◆ **WHAT YOU WILL DO**:
Filter the entries, keeping every line with the word "that".
━━ PROVIDED INFORMATION ━━
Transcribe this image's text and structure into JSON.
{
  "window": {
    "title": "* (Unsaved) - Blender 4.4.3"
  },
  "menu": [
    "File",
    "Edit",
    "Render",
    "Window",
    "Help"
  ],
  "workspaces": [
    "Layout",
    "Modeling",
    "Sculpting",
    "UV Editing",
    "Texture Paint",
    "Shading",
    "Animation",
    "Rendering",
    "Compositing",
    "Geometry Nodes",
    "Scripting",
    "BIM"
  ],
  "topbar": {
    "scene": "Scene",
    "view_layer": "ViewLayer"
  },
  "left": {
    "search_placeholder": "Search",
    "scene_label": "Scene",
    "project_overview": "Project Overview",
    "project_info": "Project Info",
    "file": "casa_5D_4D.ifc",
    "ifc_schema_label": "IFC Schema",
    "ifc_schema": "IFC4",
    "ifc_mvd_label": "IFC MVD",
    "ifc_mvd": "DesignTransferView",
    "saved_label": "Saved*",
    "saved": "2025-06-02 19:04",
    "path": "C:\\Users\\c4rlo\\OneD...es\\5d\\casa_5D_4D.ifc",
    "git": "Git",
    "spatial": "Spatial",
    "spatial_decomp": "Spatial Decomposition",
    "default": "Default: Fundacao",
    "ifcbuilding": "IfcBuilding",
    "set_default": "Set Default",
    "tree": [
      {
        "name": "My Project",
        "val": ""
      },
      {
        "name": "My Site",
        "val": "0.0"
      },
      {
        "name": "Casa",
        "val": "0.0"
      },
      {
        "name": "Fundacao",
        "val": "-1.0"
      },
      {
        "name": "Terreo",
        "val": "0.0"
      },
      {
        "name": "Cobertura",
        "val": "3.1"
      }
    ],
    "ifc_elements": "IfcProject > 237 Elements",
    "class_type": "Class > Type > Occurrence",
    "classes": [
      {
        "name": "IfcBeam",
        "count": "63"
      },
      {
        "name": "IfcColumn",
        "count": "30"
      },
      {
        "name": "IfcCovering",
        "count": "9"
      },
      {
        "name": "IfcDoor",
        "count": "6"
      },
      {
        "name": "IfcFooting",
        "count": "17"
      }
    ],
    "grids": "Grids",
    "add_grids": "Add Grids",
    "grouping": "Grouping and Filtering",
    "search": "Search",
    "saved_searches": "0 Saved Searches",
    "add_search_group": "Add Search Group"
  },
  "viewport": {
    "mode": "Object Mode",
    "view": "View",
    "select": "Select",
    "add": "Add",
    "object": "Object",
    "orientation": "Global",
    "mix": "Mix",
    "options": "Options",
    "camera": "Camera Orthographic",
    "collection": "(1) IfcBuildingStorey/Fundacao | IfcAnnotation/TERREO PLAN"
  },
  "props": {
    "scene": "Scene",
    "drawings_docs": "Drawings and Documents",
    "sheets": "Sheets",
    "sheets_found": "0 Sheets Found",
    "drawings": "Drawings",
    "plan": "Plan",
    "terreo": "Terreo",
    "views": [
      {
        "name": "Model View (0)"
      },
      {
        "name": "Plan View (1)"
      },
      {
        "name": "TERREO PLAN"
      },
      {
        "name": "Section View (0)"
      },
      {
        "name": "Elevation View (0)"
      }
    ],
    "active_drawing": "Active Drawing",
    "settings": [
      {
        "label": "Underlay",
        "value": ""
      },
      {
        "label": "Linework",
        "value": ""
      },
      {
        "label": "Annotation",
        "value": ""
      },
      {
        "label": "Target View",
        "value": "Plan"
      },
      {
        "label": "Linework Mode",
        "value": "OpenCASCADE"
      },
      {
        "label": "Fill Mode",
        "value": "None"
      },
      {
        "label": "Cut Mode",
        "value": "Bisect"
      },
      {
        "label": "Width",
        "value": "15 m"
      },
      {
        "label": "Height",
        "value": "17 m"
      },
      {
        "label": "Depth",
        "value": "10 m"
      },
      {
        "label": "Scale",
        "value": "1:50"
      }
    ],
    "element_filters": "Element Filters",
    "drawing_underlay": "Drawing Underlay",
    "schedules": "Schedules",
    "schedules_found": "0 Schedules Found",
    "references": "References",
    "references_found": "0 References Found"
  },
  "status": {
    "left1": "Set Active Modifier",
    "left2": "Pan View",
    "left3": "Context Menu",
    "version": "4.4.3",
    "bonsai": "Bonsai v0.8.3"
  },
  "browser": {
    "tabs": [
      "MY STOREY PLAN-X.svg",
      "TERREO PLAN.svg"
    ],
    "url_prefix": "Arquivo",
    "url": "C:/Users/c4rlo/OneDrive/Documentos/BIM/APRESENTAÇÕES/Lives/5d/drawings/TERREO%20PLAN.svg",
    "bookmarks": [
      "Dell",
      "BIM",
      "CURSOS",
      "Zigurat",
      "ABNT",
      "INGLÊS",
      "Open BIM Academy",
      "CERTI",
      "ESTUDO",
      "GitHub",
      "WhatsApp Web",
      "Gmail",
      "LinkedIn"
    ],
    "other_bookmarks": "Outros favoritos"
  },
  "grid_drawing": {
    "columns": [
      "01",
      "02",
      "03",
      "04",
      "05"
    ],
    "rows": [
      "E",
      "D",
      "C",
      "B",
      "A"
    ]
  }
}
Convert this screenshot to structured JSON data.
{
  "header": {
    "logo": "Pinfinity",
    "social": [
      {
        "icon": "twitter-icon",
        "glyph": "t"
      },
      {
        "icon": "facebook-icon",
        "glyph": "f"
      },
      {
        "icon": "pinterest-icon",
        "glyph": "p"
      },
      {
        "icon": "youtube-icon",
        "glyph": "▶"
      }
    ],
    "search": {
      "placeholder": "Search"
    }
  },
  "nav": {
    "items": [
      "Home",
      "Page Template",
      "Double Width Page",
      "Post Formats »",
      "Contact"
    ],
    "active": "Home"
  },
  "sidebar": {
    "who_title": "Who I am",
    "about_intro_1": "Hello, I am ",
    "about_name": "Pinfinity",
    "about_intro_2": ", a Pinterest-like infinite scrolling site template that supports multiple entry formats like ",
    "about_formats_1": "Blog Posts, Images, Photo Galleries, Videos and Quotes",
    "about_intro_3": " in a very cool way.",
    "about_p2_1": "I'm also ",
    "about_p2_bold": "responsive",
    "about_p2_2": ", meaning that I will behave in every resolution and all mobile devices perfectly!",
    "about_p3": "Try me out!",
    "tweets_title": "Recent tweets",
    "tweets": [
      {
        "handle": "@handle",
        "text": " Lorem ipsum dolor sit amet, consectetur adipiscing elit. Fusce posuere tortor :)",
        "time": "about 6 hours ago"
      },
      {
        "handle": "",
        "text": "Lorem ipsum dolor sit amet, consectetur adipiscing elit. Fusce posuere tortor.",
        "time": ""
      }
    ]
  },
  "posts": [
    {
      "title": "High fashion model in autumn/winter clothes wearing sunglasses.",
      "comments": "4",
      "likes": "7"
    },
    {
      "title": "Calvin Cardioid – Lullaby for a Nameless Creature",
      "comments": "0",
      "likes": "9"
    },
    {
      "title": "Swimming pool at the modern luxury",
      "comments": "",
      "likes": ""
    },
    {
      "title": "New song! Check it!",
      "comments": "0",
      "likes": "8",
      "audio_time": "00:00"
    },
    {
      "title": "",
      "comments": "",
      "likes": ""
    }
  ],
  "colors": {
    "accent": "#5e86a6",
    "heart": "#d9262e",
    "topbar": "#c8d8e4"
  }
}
━━━
◆ **WRITTEN ANSWER**:
    "about_intro_2": ", a Pinterest-like infinite scrolling site template that supports multiple entry formats like ",
    "about_p2_2": ", meaning that I will behave in every resolution and all mobile devices perfectly!",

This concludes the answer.